EXCERPTED PASSAGE:

---*---

As mentioned earlier, approximate computing, a paradigm shifted from traditional accurate processing, has potential usage at all stack levels of computing systems, especially for large-scale centralized and distributed edge computing. However, approximate computing also has limitations. In the specific implementation of approximate computing, fault tolerance and security vulnerability are two necessary conditions to confirm whether approximations can be applied in the practical applications.

#### 3.1 Fault Tolerance of a System

Fault tolerance of a system is generally defined as the ability of the system to execute a given algorithm correctly without affecting the accuracy of the system or within an acceptable level of output quality when approximations or errors are introduced in the inputs or intermediate operations of the computing system. Approximate computing is based on the fault tolerance of the system. Thus, an essential condition for applications with approximate computing is whether the computing system is fault-tolerant. The computing system is considered unsuitable for the approximation mechanism if it is not fault-tolerant. In general, safety-critical systems are less fault-tolerant, and therefore the use of approximate computing to such systems is sophisticated. Moreover, though the fault tolerance of the computing system satisfies the approximation mechanism, there is another situation where the approximate computing is also not suitable, and where the introduction of the approximate computing brings adverse effects such as an obvious increase in execution time, a significant increase in energy consumption, and an unacceptable decrease in performance, which are all contrary to the original intention of using the approximate computing.

---*---

RECORDED INFORMATION:
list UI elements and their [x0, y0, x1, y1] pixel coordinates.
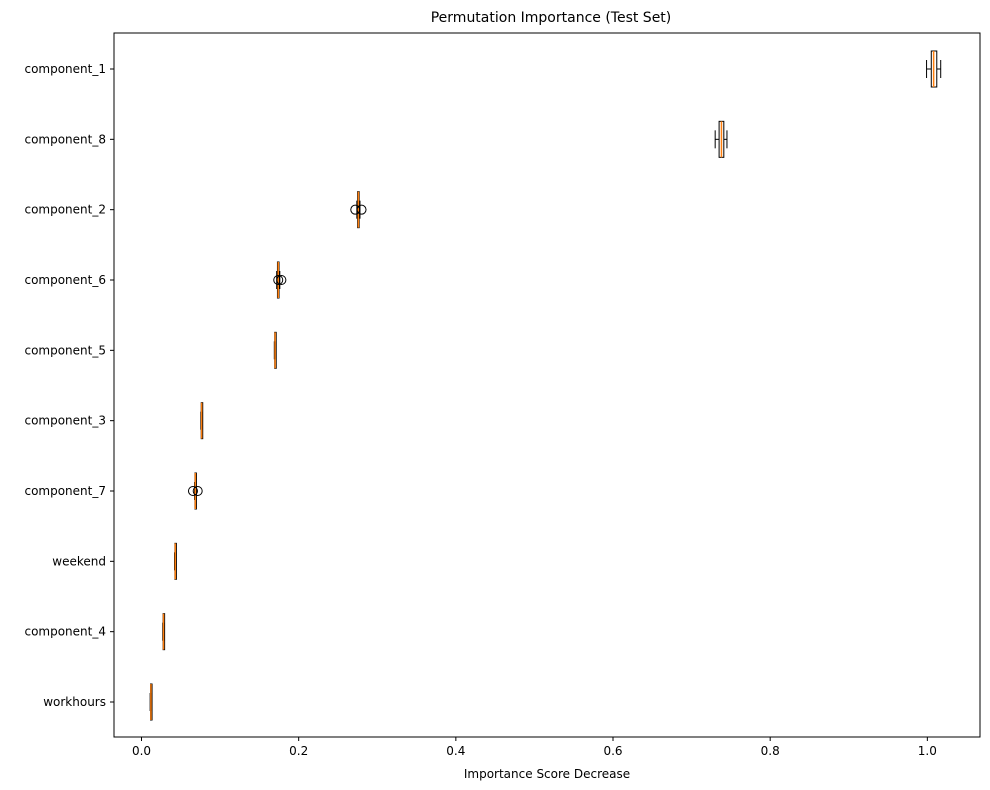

---*---

REQUIRED TASKS:
- 1) Summarize the passage on approximate computing in two sentences.
- 2) Echo the stretch of the passage on approximate computing from "As mentioned earlier, approximate" through "the practical applications.".
The lines are not needed for any of the tasks.

EXPECTED RESPONSES:
- 1) Approximate computing has potential use at all stack levels of computing systems but also has limitations, and fault tolerance and security vulnerability are the two conditions that decide whether it can be applied in practice. Because approximate computing rests on a system's fault tolerance, a system that is not fault-tolerant is unsuitable for it, and even a fault-tolerant system should not use it if it brings adverse effects such as a clear rise in execution time or energy consumption or an unacceptable drop in performance.

- 2)
As mentioned earlier, approximate computing, a paradigm shifted from traditional accurate processing, has potential usage at all stack levels of computing systems, especially for large-scale centralized and distributed edge computing. However, approximate computing also has limitations. In the specific implementation of approximate computing, fault tolerance and security vulnerability are two necessary conditions to confirm whether approximations can be applied in the practical applications.